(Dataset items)

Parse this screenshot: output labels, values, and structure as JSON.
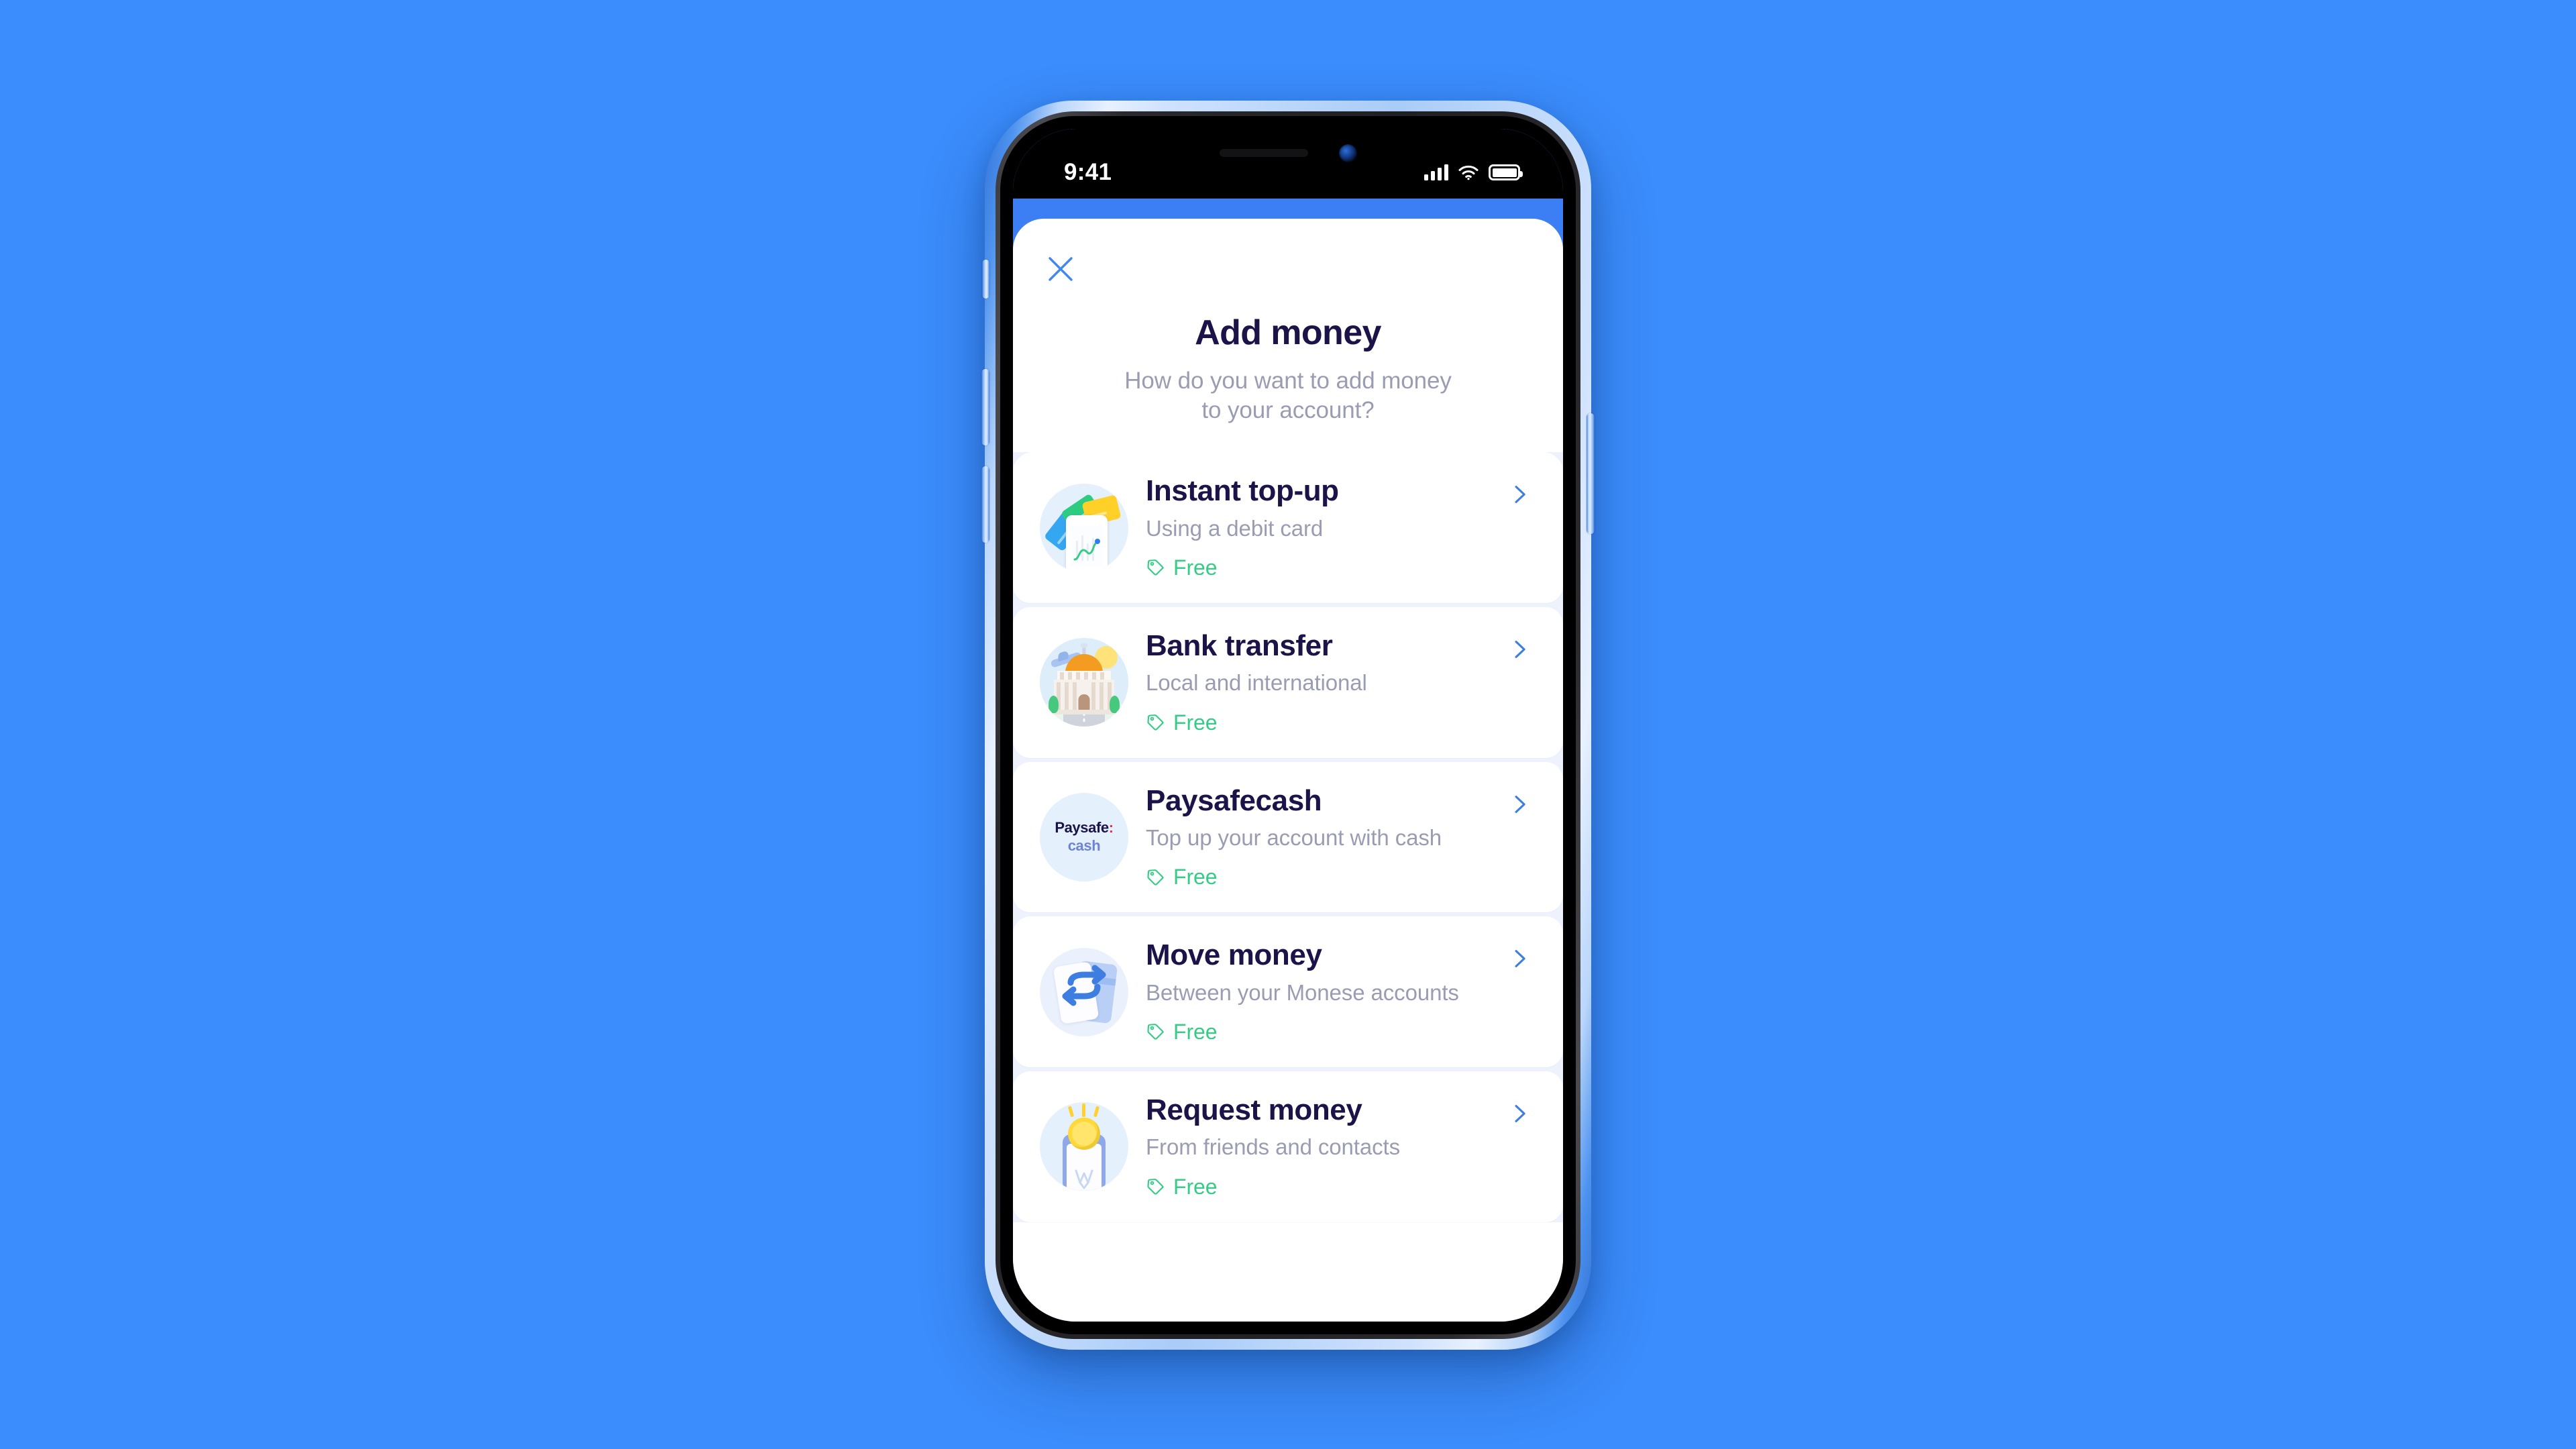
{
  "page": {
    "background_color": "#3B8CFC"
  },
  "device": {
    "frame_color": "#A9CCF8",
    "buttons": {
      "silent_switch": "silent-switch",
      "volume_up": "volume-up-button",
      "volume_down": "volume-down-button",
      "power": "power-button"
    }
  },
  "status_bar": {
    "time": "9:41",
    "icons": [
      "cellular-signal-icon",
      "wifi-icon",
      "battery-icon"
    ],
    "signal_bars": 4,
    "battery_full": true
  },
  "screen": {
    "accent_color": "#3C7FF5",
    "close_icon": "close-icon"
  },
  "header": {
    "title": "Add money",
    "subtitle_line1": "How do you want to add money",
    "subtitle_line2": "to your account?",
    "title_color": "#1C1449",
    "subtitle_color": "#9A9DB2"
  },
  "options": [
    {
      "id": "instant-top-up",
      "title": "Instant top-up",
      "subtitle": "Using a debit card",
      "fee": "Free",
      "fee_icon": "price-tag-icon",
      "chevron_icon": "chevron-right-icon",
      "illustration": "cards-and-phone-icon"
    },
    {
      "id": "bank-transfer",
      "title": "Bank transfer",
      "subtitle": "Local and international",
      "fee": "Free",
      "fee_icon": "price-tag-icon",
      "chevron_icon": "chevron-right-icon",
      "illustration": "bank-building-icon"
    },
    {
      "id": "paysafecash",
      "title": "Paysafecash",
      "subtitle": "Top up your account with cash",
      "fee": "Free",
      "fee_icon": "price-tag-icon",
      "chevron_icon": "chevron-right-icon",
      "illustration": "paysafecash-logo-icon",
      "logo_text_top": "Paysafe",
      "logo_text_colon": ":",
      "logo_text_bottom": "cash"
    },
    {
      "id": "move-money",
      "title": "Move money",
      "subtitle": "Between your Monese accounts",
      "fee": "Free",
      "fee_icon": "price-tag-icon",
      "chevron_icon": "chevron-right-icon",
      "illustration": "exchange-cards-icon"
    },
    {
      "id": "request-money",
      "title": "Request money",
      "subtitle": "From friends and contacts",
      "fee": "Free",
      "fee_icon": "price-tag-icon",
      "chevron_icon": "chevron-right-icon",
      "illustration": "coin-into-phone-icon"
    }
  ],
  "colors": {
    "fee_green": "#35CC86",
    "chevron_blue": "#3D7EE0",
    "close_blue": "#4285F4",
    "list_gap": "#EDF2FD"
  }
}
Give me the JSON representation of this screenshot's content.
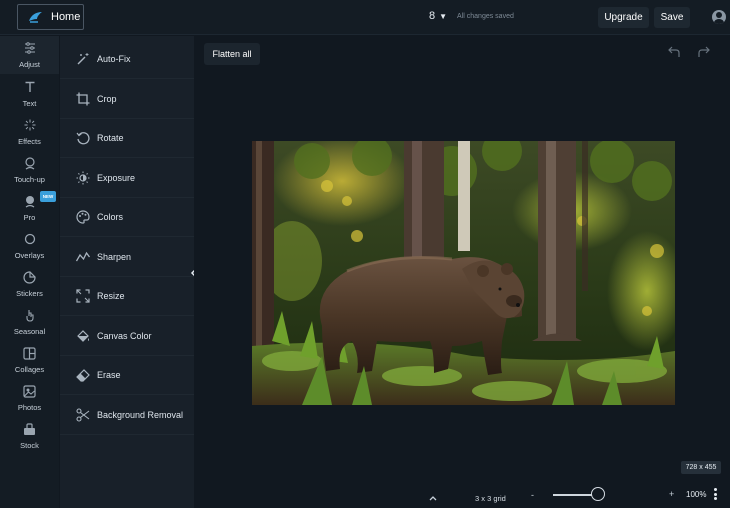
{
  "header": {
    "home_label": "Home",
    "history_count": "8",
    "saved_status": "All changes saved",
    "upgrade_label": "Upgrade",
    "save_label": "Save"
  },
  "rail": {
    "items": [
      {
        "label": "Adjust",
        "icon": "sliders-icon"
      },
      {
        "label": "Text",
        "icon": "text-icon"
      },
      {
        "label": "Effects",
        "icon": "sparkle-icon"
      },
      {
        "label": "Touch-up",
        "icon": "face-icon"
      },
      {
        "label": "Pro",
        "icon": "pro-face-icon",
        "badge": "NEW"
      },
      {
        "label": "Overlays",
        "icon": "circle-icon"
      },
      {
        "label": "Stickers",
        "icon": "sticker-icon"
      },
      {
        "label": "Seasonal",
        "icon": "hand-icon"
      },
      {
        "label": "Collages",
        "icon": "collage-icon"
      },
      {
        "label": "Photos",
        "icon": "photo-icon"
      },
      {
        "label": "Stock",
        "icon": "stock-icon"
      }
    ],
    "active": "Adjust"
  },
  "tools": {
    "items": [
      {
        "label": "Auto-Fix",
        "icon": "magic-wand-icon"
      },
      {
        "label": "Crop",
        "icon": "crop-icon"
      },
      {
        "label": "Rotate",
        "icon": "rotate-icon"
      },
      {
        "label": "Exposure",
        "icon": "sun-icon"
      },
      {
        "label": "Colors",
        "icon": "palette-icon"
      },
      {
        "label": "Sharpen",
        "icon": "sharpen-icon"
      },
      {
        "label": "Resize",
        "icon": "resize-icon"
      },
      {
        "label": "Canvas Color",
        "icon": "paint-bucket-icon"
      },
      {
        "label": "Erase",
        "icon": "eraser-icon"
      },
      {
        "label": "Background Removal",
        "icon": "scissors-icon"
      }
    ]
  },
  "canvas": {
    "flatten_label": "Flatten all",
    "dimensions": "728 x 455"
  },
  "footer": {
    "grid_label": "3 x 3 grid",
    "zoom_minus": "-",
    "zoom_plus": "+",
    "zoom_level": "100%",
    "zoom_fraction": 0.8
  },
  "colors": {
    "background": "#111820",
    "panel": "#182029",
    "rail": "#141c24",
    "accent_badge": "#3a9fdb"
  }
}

**Problem details**
Each line above that includes "screenshot" should be shown.

**Response to this exercise**
Parse this screenshot: output labels, values, and structure as JSON.
Give me the JSON representation of this screenshot's content.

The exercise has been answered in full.